Problem to solve
Look through the lines below; wherever the word "hoidetaan" appears, copy that line.

Stored data
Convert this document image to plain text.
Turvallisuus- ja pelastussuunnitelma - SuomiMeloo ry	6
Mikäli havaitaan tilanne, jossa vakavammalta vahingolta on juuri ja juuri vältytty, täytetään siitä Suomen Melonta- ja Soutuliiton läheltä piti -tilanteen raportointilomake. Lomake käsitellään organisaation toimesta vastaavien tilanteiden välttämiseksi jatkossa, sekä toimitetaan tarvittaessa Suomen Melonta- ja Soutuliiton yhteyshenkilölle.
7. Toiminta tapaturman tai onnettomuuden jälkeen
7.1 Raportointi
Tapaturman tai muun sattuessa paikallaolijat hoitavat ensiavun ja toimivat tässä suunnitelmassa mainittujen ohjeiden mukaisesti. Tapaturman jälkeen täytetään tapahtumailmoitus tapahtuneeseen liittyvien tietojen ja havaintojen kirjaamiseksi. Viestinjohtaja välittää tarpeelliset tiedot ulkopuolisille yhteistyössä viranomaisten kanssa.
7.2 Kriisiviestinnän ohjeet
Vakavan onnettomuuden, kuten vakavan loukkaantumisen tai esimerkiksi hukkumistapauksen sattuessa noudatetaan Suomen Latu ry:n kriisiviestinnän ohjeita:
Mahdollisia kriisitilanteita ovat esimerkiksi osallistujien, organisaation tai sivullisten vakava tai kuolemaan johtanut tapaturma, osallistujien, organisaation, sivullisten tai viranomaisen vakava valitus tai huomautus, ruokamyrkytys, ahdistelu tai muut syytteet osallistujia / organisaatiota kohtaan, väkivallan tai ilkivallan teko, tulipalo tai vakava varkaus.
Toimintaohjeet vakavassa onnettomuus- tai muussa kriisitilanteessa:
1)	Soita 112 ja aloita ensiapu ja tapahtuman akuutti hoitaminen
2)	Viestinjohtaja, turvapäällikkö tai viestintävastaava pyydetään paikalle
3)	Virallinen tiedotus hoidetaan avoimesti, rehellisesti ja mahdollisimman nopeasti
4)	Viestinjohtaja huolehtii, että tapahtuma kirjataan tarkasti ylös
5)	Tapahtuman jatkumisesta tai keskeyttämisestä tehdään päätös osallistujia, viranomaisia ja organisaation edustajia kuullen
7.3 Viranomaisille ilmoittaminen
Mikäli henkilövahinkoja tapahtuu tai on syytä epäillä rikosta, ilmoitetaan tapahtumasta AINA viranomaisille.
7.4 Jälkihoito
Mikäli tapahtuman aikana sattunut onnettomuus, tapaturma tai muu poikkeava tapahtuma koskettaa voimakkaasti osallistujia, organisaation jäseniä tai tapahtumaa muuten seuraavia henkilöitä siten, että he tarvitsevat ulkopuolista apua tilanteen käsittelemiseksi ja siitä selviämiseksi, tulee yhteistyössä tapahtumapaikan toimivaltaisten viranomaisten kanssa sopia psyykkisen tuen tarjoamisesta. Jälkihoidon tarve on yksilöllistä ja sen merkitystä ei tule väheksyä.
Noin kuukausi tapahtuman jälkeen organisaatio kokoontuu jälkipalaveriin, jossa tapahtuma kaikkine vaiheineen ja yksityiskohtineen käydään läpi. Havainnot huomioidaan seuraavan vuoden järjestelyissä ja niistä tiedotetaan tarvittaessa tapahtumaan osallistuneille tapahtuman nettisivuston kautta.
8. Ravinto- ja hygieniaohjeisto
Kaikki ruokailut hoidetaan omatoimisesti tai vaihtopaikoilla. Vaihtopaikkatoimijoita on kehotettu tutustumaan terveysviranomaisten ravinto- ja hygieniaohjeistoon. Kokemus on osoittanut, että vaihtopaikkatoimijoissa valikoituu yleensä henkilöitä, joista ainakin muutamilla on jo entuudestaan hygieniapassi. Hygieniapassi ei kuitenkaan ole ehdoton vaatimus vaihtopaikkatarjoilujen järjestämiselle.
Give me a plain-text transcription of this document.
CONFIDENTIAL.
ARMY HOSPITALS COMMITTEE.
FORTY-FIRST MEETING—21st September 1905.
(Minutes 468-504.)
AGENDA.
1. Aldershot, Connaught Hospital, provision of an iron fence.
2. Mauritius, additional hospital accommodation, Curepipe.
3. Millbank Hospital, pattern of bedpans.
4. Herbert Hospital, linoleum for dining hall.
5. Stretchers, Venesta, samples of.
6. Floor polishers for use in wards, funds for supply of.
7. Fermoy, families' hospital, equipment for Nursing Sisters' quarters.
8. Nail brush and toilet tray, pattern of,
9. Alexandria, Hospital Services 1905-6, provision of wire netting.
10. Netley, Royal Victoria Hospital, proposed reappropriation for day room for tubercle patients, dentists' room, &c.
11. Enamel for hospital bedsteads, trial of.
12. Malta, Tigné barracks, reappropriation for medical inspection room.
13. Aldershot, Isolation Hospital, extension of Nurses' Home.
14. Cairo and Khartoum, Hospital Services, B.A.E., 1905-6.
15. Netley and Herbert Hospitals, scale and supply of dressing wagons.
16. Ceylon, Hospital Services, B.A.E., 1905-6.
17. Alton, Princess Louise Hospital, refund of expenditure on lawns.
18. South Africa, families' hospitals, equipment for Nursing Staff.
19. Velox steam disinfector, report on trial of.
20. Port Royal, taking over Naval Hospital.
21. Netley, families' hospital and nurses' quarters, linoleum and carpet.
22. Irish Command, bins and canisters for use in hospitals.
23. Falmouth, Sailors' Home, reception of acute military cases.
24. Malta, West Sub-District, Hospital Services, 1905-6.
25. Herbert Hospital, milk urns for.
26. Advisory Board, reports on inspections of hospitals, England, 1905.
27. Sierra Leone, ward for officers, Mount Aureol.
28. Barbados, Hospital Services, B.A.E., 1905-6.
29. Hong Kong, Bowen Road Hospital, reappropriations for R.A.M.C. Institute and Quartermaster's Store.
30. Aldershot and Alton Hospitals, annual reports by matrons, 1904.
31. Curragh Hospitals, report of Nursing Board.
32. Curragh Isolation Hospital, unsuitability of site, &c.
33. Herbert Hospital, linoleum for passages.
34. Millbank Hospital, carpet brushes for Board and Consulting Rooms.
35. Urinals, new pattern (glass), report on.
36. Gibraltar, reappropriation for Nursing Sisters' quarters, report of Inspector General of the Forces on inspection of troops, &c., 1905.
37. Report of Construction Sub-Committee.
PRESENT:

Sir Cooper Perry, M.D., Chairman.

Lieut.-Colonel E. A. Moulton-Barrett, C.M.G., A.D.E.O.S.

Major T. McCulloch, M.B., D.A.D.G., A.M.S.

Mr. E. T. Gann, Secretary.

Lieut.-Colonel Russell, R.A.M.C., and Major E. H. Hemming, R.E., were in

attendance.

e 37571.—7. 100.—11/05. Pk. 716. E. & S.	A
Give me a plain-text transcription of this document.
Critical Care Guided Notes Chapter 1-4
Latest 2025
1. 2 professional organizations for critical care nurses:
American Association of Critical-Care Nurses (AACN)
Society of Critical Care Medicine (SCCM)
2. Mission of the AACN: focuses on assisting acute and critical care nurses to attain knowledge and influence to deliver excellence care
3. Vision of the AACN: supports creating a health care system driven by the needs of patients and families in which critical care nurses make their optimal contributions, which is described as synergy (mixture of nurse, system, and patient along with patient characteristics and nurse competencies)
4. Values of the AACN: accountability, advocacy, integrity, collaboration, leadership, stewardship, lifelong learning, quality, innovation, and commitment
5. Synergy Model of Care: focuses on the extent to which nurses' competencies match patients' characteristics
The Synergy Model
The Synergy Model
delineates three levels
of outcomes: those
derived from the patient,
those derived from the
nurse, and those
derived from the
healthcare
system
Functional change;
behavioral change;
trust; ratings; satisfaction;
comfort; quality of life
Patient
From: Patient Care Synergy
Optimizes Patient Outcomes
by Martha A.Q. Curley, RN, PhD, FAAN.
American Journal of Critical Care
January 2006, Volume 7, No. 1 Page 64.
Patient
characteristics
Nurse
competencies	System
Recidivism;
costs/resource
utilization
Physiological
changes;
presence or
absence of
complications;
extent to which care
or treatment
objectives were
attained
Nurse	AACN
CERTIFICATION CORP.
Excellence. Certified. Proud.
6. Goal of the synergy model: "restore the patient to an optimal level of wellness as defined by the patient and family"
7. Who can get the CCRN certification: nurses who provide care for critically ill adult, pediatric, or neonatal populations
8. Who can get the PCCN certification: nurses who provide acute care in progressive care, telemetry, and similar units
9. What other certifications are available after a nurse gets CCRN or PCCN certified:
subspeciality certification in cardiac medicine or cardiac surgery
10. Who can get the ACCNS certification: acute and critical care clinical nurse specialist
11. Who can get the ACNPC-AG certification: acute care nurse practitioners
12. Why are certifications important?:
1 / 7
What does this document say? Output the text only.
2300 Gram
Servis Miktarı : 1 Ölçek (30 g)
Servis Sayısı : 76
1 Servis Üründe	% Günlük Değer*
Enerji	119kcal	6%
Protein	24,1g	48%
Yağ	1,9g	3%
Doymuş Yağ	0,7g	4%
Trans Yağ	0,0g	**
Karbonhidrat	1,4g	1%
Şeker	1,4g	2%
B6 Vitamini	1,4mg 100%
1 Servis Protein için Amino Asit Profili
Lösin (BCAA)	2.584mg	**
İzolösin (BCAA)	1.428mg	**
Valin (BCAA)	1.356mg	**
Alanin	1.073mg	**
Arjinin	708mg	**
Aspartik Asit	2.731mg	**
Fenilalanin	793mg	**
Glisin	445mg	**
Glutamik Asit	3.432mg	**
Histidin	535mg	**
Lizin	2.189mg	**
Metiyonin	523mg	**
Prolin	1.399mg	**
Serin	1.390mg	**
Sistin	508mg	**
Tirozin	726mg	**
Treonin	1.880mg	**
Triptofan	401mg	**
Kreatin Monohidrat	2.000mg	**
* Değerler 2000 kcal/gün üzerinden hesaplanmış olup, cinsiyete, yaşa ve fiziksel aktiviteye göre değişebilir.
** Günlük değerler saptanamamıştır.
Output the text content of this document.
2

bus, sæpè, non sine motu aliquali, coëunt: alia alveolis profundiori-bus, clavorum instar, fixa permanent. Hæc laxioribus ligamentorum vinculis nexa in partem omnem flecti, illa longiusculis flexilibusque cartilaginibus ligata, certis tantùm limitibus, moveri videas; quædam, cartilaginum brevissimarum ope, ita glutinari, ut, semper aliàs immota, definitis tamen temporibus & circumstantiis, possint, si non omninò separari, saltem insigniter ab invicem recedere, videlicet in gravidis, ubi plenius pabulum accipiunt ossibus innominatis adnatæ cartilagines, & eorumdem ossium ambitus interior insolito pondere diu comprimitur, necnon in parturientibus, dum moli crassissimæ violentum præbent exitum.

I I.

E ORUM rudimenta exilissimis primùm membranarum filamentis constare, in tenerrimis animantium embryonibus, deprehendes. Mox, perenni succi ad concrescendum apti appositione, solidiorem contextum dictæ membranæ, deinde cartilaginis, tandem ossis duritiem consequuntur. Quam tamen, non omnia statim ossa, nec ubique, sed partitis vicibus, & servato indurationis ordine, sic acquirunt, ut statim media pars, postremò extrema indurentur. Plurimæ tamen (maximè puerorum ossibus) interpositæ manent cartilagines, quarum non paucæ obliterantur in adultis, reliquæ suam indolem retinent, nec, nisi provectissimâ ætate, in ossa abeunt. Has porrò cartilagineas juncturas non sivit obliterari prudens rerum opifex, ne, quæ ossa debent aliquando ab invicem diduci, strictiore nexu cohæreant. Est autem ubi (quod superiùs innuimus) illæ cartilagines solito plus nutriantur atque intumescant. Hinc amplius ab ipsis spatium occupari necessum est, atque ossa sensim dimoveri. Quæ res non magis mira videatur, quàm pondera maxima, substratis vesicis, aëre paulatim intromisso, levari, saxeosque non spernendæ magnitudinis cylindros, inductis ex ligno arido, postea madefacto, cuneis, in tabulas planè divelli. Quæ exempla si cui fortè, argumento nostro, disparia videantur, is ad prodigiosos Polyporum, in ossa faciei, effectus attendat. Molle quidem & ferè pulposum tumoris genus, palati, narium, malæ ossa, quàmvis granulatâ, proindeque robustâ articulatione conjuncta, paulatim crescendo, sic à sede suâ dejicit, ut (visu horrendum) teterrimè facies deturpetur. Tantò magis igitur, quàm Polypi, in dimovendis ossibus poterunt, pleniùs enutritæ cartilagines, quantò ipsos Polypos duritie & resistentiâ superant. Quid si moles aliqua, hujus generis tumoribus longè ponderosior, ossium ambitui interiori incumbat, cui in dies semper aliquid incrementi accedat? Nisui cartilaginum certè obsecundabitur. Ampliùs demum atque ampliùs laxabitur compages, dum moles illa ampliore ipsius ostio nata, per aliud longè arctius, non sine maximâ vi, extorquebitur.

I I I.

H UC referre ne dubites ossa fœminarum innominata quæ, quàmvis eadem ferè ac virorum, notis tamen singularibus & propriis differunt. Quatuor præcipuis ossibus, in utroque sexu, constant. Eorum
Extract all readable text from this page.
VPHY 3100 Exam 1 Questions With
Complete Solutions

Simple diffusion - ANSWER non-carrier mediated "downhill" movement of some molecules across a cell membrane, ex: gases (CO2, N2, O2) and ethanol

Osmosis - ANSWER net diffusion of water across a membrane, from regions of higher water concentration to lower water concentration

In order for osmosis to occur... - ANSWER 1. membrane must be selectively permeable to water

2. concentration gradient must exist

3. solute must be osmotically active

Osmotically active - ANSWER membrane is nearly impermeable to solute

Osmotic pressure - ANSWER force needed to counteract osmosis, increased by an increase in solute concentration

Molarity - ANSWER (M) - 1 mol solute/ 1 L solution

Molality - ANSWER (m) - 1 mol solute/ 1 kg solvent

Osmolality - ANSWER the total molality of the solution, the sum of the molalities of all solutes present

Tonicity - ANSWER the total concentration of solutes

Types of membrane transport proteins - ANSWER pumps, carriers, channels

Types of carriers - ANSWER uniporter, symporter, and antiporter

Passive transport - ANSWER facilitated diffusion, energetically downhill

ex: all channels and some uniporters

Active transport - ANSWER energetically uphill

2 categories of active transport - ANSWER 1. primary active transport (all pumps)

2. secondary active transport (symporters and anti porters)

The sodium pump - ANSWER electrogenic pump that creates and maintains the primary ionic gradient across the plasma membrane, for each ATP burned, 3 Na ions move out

Problem solution
3)	Virallinen tiedotus hoidetaan avoimesti, rehellisesti ja mahdollisimman nopeasti
Kaikki ruokailut hoidetaan omatoimisesti tai vaihtopaikoilla. Vaihtopaikkatoimijoita on kehotettu tutustumaan terveysviranomaisten ravinto- ja hygieniaohjeistoon. Kokemus on osoittanut, että vaihtopaikkatoimijoissa valikoituu yleensä henkilöitä, joista ainakin muutamilla on jo entuudestaan hygieniapassi. Hygieniapassi ei kuitenkaan ole ehdoton vaatimus vaihtopaikkatarjoilujen järjestämiselle.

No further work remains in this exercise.